▶ **Data items**:
'''
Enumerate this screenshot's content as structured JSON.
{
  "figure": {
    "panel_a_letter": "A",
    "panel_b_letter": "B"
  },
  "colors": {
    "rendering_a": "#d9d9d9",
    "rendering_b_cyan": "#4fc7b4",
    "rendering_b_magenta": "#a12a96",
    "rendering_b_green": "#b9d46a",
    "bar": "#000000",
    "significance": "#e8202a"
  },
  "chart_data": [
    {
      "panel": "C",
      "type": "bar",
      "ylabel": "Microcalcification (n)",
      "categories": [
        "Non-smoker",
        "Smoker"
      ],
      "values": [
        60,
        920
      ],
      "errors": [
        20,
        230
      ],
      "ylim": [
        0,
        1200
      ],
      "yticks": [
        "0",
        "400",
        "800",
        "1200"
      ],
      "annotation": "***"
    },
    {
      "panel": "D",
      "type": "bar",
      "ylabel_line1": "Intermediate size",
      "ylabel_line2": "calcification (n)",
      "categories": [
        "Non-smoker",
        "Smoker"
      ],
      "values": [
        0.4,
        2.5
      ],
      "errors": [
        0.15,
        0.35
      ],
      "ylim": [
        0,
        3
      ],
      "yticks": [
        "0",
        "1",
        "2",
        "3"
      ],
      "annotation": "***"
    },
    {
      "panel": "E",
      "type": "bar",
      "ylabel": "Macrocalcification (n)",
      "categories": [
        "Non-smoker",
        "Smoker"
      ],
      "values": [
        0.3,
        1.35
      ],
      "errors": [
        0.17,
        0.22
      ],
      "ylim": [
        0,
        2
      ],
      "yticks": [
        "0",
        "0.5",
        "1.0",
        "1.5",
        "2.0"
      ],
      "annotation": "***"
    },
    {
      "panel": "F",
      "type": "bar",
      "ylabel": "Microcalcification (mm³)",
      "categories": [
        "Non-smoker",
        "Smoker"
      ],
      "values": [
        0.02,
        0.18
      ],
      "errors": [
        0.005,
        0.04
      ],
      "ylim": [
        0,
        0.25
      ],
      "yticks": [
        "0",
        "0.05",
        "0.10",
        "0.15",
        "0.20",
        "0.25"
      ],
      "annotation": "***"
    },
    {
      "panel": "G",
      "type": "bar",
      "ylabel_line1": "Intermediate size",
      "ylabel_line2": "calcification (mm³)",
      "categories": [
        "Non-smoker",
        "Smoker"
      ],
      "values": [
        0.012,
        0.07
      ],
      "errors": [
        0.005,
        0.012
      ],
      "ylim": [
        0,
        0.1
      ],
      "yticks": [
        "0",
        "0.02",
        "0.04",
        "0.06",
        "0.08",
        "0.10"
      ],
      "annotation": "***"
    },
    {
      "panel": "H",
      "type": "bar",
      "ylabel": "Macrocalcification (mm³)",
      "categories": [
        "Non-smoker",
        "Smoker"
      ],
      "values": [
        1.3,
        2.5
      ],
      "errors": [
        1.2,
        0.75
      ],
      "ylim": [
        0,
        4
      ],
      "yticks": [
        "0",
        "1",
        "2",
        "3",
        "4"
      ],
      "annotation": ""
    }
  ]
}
'''
Write out every line exactly as it stands.

▶ **WRITTEN REPLY**:
Enumerate this screenshot's content as structured JSON.
{
  "figure": {
    "panel_a_letter": "A",
    "panel_b_letter": "B"
  },
  "colors": {
    "rendering_a": "#d9d9d9",
    "rendering_b_cyan": "#4fc7b4",
    "rendering_b_magenta": "#a12a96",
    "rendering_b_green": "#b9d46a",
    "bar": "#000000",
    "significance": "#e8202a"
  },
  "chart_data": [
    {
      "panel": "C",
      "type": "bar",
      "ylabel": "Microcalcification (n)",
      "categories": [
        "Non-smoker",
        "Smoker"
      ],
      "values": [
        60,
        920
      ],
      "errors": [
        20,
        230
      ],
      "ylim": [
        0,
        1200
      ],
      "yticks": [
        "0",
        "400",
        "800",
        "1200"
      ],
      "annotation": "***"
    },
    {
      "panel": "D",
      "type": "bar",
      "ylabel_line1": "Intermediate size",
      "ylabel_line2": "calcification (n)",
      "categories": [
        "Non-smoker",
        "Smoker"
      ],
      "values": [
        0.4,
        2.5
      ],
      "errors": [
        0.15,
        0.35
      ],
      "ylim": [
        0,
        3
      ],
      "yticks": [
        "0",
        "1",
        "2",
        "3"
      ],
      "annotation": "***"
    },
    {
      "panel": "E",
      "type": "bar",
      "ylabel": "Macrocalcification (n)",
      "categories": [
        "Non-smoker",
        "Smoker"
      ],
      "values": [
        0.3,
        1.35
      ],
      "errors": [
        0.17,
        0.22
      ],
      "ylim": [
        0,
        2
      ],
      "yticks": [
        "0",
        "0.5",
        "1.0",
        "1.5",
        "2.0"
      ],
      "annotation": "***"
    },
    {
      "panel": "F",
      "type": "bar",
      "ylabel": "Microcalcification (mm³)",
      "categories": [
        "Non-smoker",
        "Smoker"
      ],
      "values": [
        0.02,
        0.18
      ],
      "errors": [
        0.005,
        0.04
      ],
      "ylim": [
        0,
        0.25
      ],
      "yticks": [
        "0",
        "0.05",
        "0.10",
        "0.15",
        "0.20",
        "0.25"
      ],
      "annotation": "***"
    },
    {
      "panel": "G",
      "type": "bar",
      "ylabel_line1": "Intermediate size",
      "ylabel_line2": "calcification (mm³)",
      "categories": [
        "Non-smoker",
        "Smoker"
      ],
      "values": [
        0.012,
        0.07
      ],
      "errors": [
        0.005,
        0.012
      ],
      "ylim": [
        0,
        0.1
      ],
      "yticks": [
        "0",
        "0.02",
        "0.04",
        "0.06",
        "0.08",
        "0.10"
      ],
      "annotation": "***"
    },
    {
      "panel": "H",
      "type": "bar",
      "ylabel": "Macrocalcification (mm³)",
      "categories": [
        "Non-smoker",
        "Smoker"
      ],
      "values": [
        1.3,
        2.5
      ],
      "errors": [
        1.2,
        0.75
      ],
      "ylim": [
        0,
        4
      ],
      "yticks": [
        "0",
        "1",
        "2",
        "3",
        "4"
      ],
      "annotation": ""
    }
  ]
}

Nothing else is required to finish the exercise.